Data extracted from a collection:
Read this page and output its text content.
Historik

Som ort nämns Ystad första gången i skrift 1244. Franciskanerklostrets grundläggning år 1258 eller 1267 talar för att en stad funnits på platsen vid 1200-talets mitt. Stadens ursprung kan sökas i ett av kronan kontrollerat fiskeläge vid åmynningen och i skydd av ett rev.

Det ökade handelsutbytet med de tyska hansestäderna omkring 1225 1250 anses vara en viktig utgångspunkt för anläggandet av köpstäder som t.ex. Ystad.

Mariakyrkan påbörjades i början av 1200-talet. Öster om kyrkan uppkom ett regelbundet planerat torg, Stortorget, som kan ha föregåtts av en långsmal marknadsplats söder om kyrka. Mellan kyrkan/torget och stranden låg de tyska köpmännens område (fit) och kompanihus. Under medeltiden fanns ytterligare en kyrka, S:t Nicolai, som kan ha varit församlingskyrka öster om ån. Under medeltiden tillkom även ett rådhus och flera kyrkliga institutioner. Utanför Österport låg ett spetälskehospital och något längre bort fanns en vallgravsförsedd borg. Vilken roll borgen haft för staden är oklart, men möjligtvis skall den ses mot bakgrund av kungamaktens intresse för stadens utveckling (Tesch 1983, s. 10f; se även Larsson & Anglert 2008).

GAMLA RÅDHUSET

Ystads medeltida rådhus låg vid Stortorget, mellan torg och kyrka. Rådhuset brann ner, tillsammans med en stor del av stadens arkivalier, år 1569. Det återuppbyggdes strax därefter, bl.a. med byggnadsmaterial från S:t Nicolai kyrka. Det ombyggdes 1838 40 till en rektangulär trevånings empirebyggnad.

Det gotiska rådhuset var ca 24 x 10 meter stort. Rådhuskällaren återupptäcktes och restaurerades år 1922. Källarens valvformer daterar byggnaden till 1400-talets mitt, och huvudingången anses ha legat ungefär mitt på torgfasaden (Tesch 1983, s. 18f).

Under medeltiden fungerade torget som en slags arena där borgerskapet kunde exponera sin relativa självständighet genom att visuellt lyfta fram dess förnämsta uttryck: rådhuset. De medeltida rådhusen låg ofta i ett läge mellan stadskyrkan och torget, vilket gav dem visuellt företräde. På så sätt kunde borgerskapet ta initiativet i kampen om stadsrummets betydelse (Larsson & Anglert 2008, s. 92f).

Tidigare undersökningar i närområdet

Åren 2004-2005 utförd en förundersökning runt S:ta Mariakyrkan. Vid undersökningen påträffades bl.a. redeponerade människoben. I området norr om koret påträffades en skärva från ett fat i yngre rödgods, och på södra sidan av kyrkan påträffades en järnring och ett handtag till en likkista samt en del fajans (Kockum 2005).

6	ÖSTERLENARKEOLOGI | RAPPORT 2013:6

▶ **About this task**
Each of the entries must be set down exactly, none omitted.

▶ **Final answer**
Read this page and output its text content.
Historik

Som ort nämns Ystad första gången i skrift 1244. Franciskanerklostrets grundläggning år 1258 eller 1267 talar för att en stad funnits på platsen vid 1200-talets mitt. Stadens ursprung kan sökas i ett av kronan kontrollerat fiskeläge vid åmynningen och i skydd av ett rev.

Det ökade handelsutbytet med de tyska hansestäderna omkring 1225 1250 anses vara en viktig utgångspunkt för anläggandet av köpstäder som t.ex. Ystad.

Mariakyrkan påbörjades i början av 1200-talet. Öster om kyrkan uppkom ett regelbundet planerat torg, Stortorget, som kan ha föregåtts av en långsmal marknadsplats söder om kyrka. Mellan kyrkan/torget och stranden låg de tyska köpmännens område (fit) och kompanihus. Under medeltiden fanns ytterligare en kyrka, S:t Nicolai, som kan ha varit församlingskyrka öster om ån. Under medeltiden tillkom även ett rådhus och flera kyrkliga institutioner. Utanför Österport låg ett spetälskehospital och något längre bort fanns en vallgravsförsedd borg. Vilken roll borgen haft för staden är oklart, men möjligtvis skall den ses mot bakgrund av kungamaktens intresse för stadens utveckling (Tesch 1983, s. 10f; se även Larsson & Anglert 2008).

GAMLA RÅDHUSET

Ystads medeltida rådhus låg vid Stortorget, mellan torg och kyrka. Rådhuset brann ner, tillsammans med en stor del av stadens arkivalier, år 1569. Det återuppbyggdes strax därefter, bl.a. med byggnadsmaterial från S:t Nicolai kyrka. Det ombyggdes 1838 40 till en rektangulär trevånings empirebyggnad.

Det gotiska rådhuset var ca 24 x 10 meter stort. Rådhuskällaren återupptäcktes och restaurerades år 1922. Källarens valvformer daterar byggnaden till 1400-talets mitt, och huvudingången anses ha legat ungefär mitt på torgfasaden (Tesch 1983, s. 18f).

Under medeltiden fungerade torget som en slags arena där borgerskapet kunde exponera sin relativa självständighet genom att visuellt lyfta fram dess förnämsta uttryck: rådhuset. De medeltida rådhusen låg ofta i ett läge mellan stadskyrkan och torget, vilket gav dem visuellt företräde. På så sätt kunde borgerskapet ta initiativet i kampen om stadsrummets betydelse (Larsson & Anglert 2008, s. 92f).

Tidigare undersökningar i närområdet

Åren 2004-2005 utförd en förundersökning runt S:ta Mariakyrkan. Vid undersökningen påträffades bl.a. redeponerade människoben. I området norr om koret påträffades en skärva från ett fat i yngre rödgods, och på södra sidan av kyrkan påträffades en järnring och ett handtag till en likkista samt en del fajans (Kockum 2005).

6	ÖSTERLENARKEOLOGI | RAPPORT 2013:6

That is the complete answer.